**Stated goal**
Find and return each line containing "this".
>> START
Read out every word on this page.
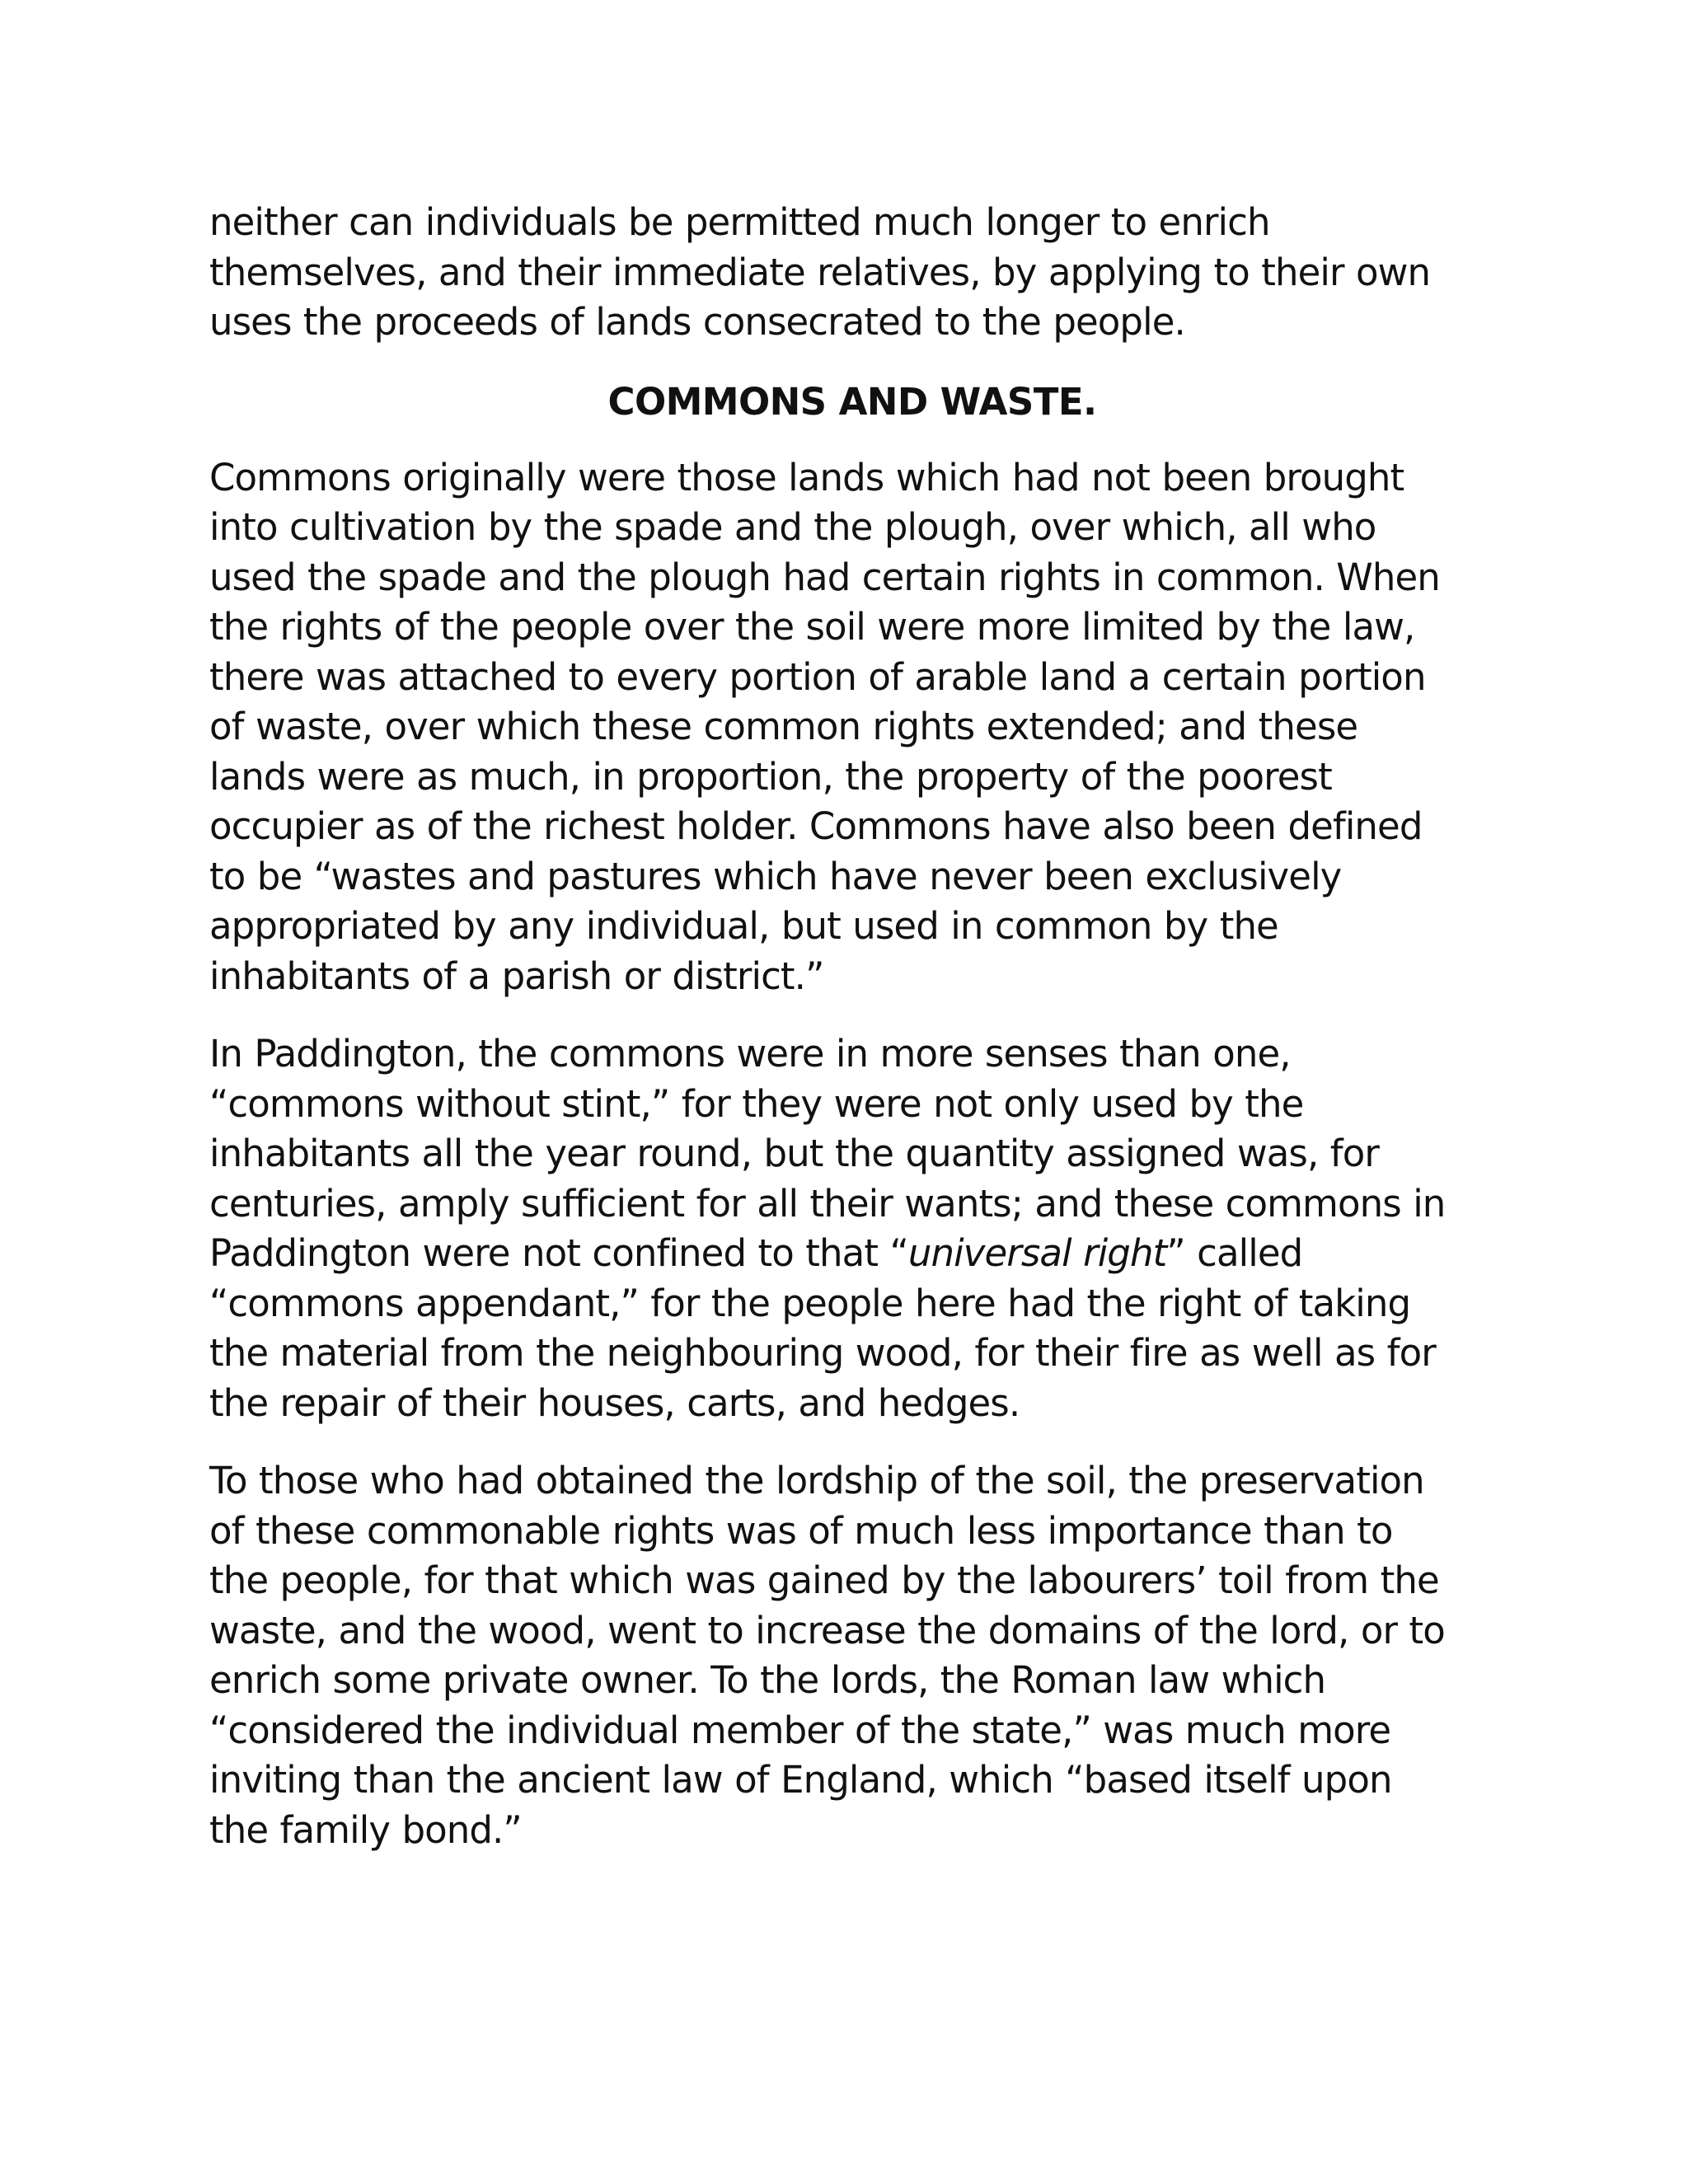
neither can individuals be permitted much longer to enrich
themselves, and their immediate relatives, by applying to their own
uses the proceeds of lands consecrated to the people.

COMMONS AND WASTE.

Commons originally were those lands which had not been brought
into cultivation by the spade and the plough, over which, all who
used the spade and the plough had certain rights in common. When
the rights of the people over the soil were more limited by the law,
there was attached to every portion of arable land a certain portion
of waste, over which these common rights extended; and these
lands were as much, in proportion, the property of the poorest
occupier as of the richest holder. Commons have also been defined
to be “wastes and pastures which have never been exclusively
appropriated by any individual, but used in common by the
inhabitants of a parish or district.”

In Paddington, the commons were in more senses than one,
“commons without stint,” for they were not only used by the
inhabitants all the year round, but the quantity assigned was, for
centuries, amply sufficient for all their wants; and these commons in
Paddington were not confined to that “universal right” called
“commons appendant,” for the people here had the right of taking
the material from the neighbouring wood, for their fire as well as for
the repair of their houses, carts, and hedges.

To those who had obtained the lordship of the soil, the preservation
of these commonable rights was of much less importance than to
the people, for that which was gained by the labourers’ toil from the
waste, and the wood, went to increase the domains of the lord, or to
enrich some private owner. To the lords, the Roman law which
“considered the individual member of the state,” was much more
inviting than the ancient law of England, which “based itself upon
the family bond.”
>> END
>> START
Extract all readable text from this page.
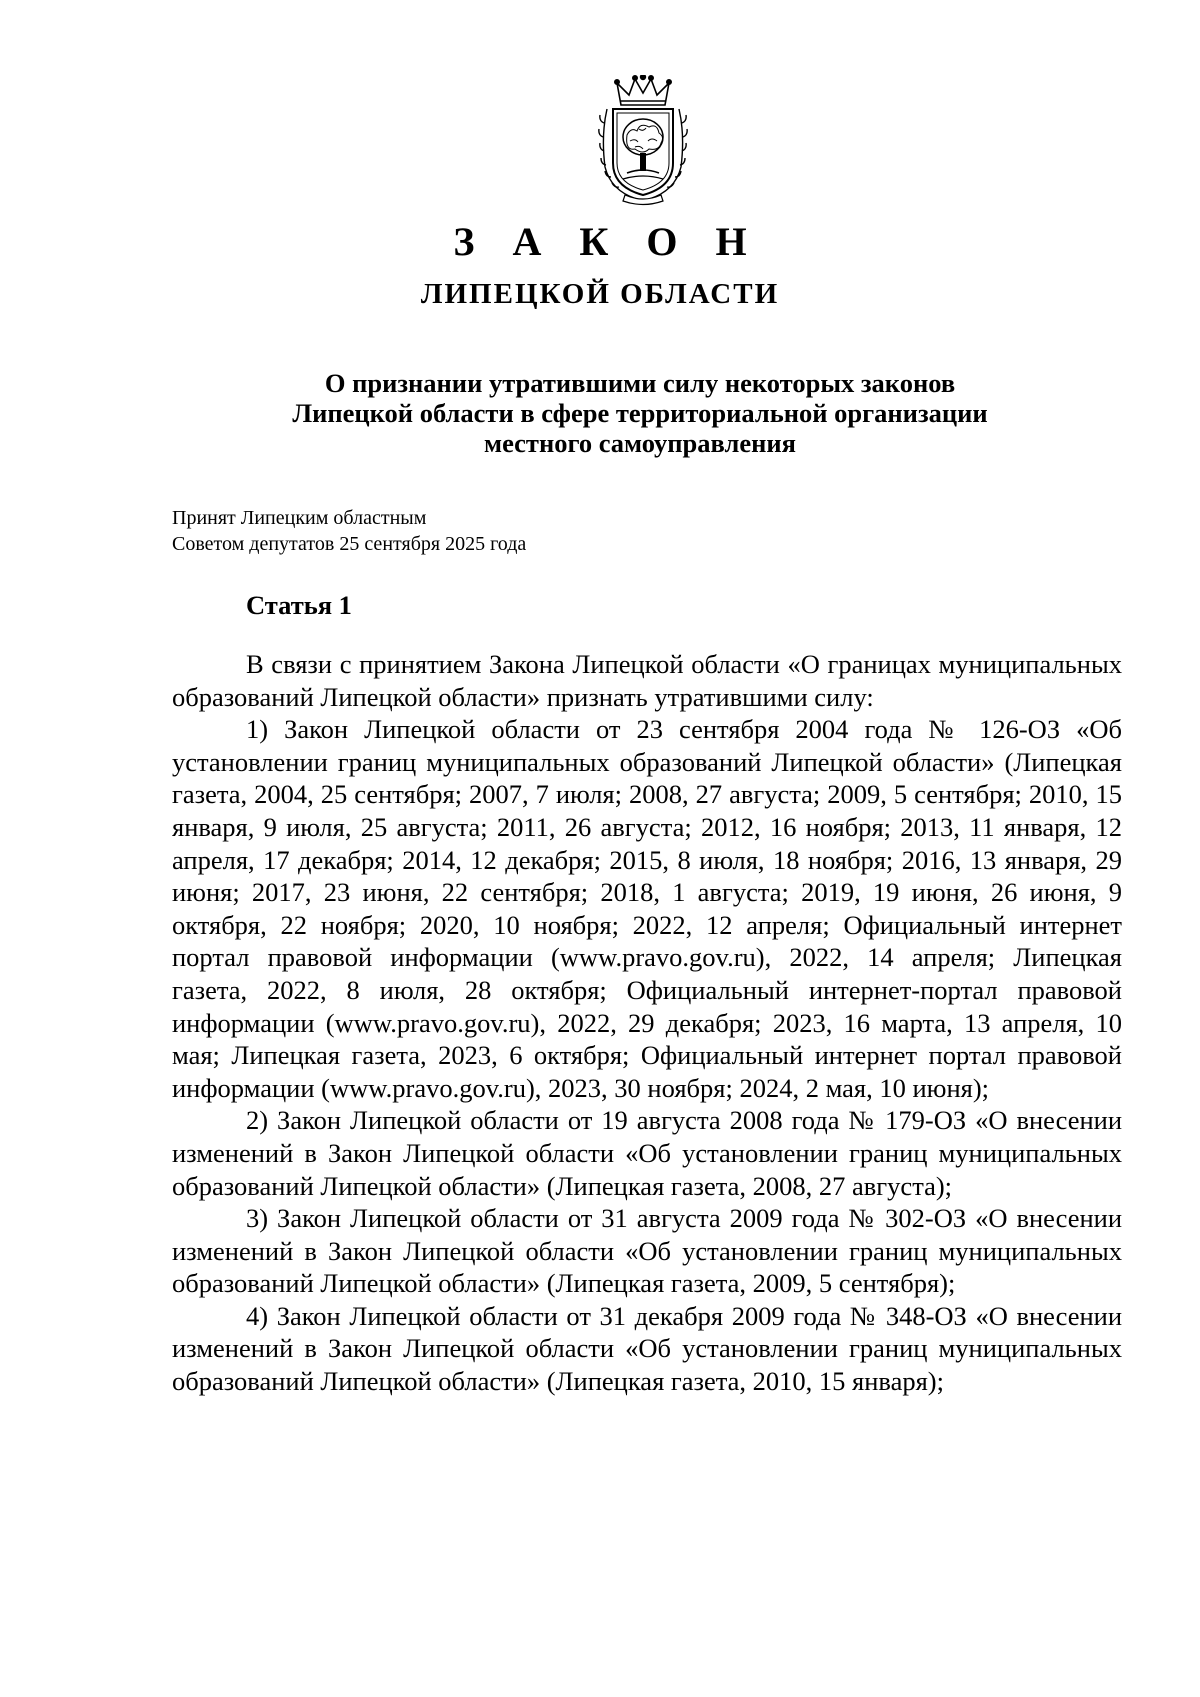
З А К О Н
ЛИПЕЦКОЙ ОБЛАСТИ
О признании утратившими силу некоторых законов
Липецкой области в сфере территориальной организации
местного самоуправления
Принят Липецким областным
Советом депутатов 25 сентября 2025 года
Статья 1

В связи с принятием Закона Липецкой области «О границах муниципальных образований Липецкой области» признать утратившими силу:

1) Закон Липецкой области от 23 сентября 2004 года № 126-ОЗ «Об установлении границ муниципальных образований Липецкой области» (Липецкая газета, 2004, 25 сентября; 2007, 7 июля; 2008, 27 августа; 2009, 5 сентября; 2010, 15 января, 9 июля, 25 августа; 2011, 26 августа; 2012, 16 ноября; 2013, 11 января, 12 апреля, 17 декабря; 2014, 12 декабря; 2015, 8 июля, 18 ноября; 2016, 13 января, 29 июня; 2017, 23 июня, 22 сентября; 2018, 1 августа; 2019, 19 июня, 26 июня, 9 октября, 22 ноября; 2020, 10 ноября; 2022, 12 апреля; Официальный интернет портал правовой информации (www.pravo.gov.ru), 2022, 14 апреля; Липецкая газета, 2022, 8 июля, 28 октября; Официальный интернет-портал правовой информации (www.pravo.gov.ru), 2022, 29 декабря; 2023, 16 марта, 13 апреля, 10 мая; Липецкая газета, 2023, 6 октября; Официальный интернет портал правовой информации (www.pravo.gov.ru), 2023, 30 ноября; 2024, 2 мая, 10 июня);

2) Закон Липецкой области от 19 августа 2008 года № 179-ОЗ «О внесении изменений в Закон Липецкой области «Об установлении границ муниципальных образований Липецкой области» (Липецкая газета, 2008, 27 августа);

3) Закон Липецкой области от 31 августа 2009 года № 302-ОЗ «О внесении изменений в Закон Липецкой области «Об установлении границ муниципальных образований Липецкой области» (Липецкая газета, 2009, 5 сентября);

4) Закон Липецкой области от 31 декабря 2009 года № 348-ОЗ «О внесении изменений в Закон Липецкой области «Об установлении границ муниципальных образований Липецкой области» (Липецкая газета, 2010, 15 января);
>> END
**Correct answer**
Read out every word on this page.
Extract all readable text from this page.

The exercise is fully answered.